AIM: Look through the data below and return each line where "decrease" appears.

===== ROWS =====

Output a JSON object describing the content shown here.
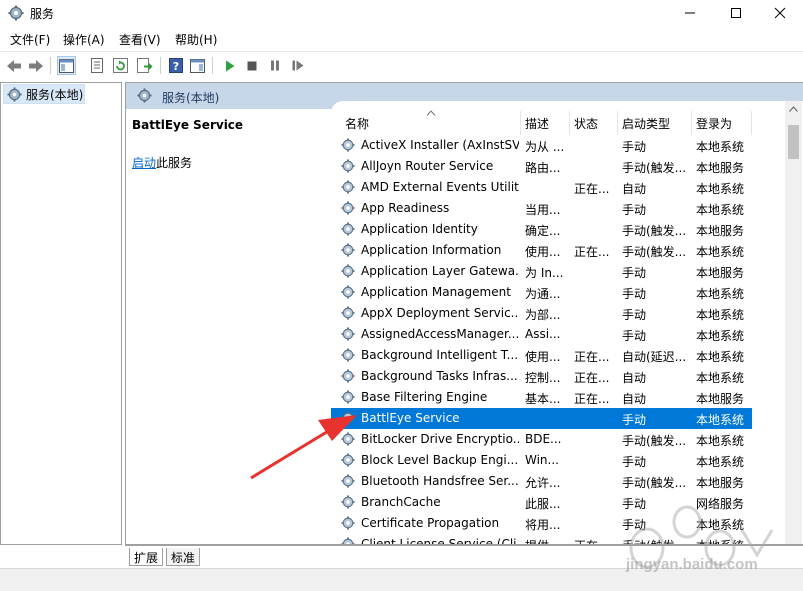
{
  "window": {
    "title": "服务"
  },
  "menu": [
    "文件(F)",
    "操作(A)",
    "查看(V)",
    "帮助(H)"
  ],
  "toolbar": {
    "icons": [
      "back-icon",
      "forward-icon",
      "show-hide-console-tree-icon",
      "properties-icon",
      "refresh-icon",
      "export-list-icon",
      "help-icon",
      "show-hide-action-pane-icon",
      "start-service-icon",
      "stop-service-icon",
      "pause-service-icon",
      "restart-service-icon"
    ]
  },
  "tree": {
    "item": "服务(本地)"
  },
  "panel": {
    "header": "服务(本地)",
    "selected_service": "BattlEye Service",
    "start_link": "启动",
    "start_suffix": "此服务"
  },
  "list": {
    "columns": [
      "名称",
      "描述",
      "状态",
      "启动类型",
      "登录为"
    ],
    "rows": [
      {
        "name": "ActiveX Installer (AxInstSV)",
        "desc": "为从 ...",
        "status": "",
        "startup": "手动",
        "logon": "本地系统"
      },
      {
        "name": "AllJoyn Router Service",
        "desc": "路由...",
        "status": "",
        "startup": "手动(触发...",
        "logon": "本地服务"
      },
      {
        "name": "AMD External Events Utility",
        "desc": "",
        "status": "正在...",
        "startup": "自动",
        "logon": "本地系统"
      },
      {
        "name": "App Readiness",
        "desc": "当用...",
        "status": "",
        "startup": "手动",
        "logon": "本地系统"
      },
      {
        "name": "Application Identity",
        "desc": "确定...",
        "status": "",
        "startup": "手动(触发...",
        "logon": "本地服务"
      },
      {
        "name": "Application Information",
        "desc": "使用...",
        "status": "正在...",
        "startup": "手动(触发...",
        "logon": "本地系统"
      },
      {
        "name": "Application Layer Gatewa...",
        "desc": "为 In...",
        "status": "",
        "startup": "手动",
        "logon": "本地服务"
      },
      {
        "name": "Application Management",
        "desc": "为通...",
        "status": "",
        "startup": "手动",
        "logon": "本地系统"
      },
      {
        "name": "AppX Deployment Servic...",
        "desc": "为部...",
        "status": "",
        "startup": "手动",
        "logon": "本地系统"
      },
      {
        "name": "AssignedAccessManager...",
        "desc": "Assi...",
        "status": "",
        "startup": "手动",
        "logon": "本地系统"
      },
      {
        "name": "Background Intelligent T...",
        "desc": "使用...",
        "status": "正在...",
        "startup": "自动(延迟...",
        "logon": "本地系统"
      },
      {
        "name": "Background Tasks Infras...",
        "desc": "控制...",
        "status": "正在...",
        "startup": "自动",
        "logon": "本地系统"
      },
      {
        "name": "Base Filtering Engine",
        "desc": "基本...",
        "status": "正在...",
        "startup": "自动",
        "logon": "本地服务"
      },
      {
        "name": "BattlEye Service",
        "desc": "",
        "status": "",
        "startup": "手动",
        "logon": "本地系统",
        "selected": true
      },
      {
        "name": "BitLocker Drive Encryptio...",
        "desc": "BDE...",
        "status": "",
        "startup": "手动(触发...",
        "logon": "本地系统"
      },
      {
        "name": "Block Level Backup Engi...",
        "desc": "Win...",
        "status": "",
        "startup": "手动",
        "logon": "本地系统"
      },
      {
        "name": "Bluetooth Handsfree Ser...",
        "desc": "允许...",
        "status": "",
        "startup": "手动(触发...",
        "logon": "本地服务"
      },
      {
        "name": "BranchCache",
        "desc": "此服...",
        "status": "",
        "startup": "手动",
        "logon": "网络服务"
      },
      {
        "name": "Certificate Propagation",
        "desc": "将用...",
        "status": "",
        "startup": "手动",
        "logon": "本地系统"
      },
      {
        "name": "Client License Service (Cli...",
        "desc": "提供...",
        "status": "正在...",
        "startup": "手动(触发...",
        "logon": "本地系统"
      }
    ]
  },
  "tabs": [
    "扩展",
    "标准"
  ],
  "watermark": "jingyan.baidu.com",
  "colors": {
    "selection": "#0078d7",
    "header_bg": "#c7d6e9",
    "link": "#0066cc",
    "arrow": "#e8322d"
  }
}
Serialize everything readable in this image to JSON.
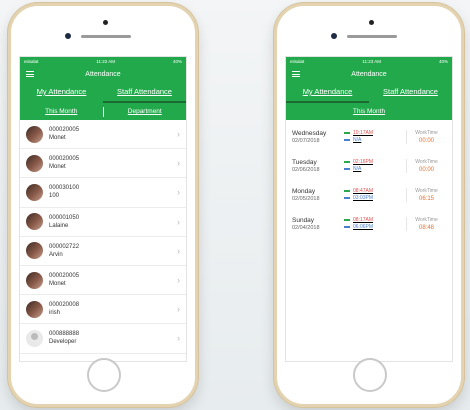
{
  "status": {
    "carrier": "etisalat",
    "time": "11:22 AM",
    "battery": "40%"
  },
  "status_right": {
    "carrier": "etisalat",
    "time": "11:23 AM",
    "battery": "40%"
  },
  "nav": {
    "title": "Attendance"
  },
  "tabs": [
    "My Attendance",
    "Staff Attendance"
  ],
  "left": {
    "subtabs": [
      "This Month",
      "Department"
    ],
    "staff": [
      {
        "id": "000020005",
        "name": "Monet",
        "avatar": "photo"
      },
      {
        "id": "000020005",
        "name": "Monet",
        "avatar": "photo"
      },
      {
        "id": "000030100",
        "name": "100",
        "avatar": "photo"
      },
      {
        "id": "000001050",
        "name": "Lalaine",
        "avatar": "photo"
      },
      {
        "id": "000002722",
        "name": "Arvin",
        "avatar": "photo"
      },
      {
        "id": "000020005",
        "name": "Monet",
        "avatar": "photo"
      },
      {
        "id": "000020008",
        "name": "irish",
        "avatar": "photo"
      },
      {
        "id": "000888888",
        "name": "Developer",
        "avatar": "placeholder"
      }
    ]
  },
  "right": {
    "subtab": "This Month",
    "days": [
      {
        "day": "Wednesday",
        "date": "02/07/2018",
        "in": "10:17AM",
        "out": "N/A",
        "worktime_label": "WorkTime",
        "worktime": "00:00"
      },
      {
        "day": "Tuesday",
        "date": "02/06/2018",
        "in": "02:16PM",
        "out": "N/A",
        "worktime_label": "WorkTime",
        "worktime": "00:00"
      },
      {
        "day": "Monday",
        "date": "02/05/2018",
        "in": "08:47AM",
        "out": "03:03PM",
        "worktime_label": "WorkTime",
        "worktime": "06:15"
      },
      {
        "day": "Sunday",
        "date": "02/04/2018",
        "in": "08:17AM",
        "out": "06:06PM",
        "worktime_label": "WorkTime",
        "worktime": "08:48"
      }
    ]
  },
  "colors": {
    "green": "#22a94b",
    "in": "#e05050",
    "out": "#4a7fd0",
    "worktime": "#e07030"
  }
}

=====
===== ROWS =====

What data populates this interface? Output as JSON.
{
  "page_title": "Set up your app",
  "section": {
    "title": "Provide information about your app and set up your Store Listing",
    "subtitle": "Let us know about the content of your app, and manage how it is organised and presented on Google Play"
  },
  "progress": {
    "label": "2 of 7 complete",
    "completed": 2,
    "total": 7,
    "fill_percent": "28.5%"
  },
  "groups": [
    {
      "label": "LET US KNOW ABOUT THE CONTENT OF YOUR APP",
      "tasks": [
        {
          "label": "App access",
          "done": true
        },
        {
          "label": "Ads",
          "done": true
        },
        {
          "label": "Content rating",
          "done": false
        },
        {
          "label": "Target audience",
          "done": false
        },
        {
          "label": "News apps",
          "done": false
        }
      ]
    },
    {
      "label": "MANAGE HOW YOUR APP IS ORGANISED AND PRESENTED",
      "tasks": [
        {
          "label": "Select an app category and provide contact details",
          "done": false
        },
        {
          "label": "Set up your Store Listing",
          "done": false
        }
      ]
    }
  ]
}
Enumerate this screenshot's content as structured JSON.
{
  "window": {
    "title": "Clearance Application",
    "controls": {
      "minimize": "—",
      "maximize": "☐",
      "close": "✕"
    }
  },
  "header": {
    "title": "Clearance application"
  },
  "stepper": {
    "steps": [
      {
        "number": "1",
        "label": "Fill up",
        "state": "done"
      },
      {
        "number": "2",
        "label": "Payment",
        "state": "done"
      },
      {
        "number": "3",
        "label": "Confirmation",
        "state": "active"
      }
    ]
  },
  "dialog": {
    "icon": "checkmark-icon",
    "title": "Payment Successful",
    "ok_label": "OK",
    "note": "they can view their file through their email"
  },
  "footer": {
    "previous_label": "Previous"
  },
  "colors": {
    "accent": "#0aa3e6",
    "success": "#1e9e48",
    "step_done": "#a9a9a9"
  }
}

=====
===== ROWS =====

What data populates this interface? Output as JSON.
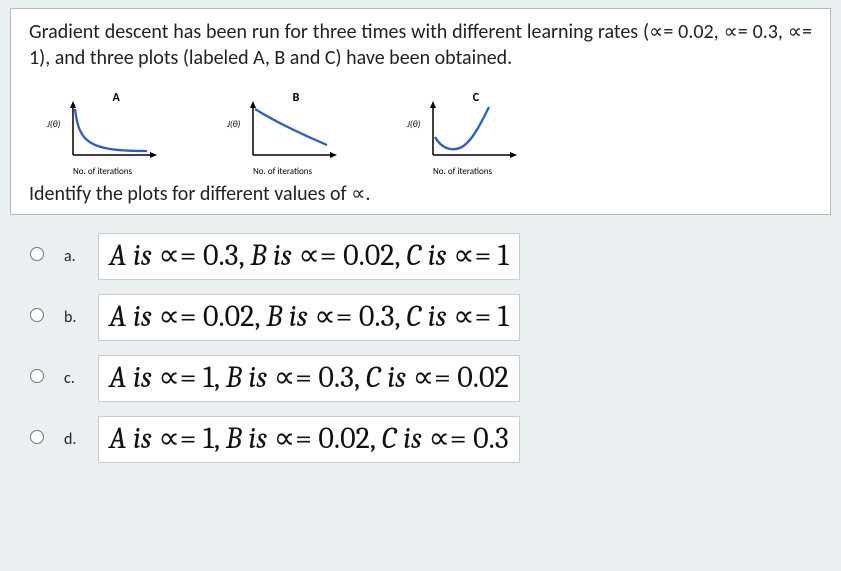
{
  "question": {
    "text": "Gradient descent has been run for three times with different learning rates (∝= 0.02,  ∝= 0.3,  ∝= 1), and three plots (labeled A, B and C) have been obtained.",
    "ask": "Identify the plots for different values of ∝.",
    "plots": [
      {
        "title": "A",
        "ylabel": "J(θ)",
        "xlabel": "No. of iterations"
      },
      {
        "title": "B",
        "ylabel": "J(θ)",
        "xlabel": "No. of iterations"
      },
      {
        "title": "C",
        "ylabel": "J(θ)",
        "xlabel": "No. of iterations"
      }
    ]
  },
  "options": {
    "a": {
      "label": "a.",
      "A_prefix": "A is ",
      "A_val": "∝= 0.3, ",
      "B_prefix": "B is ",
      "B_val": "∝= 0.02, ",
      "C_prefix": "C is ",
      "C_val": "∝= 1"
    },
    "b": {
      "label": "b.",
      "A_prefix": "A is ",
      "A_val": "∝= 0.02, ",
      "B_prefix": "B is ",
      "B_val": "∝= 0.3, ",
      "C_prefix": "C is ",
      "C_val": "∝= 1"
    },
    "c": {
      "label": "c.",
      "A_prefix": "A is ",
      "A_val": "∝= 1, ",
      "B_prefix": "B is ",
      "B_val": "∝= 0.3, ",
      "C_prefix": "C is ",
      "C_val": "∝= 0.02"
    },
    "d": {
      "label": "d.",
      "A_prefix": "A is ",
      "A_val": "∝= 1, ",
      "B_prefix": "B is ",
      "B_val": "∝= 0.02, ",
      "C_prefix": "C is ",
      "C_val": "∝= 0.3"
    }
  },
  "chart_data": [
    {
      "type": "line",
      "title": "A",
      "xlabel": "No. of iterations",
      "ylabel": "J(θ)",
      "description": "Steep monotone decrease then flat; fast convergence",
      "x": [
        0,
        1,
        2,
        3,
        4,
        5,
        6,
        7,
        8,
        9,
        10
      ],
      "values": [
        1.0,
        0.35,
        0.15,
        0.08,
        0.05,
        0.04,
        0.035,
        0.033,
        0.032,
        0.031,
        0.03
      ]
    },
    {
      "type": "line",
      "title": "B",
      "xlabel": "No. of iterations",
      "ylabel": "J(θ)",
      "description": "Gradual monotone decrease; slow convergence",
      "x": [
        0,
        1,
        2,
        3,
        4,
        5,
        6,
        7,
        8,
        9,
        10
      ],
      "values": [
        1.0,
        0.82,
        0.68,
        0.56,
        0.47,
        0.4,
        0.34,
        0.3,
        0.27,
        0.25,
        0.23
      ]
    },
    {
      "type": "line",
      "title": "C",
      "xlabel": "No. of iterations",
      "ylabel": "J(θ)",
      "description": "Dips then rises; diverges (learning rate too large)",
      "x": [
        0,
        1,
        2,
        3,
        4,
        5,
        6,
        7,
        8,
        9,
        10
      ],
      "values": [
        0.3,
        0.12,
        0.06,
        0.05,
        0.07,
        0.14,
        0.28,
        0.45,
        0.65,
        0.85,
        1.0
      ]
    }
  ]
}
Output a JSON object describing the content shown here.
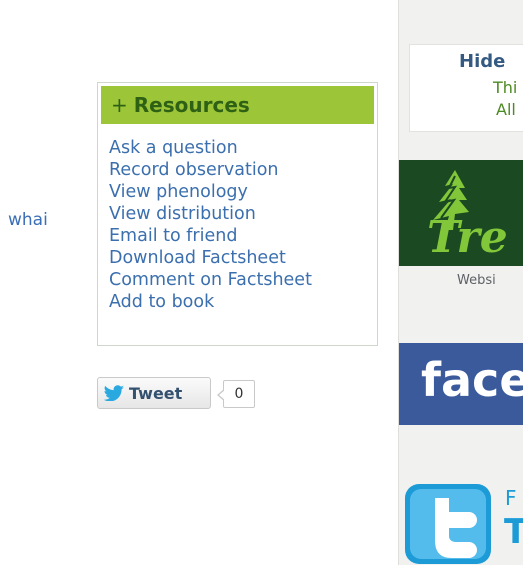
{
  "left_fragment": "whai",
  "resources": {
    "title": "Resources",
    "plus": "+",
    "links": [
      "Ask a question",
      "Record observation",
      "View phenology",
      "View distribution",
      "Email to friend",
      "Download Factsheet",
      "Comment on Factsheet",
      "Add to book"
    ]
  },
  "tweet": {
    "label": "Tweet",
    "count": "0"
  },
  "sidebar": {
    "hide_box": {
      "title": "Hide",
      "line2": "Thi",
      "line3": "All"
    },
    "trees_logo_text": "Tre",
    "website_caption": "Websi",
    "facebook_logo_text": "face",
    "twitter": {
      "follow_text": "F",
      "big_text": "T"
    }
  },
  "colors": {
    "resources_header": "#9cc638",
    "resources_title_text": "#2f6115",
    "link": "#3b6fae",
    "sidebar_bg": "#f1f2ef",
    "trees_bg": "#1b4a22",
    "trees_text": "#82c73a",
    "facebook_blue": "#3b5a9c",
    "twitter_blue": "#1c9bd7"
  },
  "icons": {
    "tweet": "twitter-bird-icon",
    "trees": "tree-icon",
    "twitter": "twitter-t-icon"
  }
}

=====

THE SOLUTION:
      "description": "Steep monotone decrease then flat; fast convergence",
      "description": "Gradual monotone decrease; slow convergence",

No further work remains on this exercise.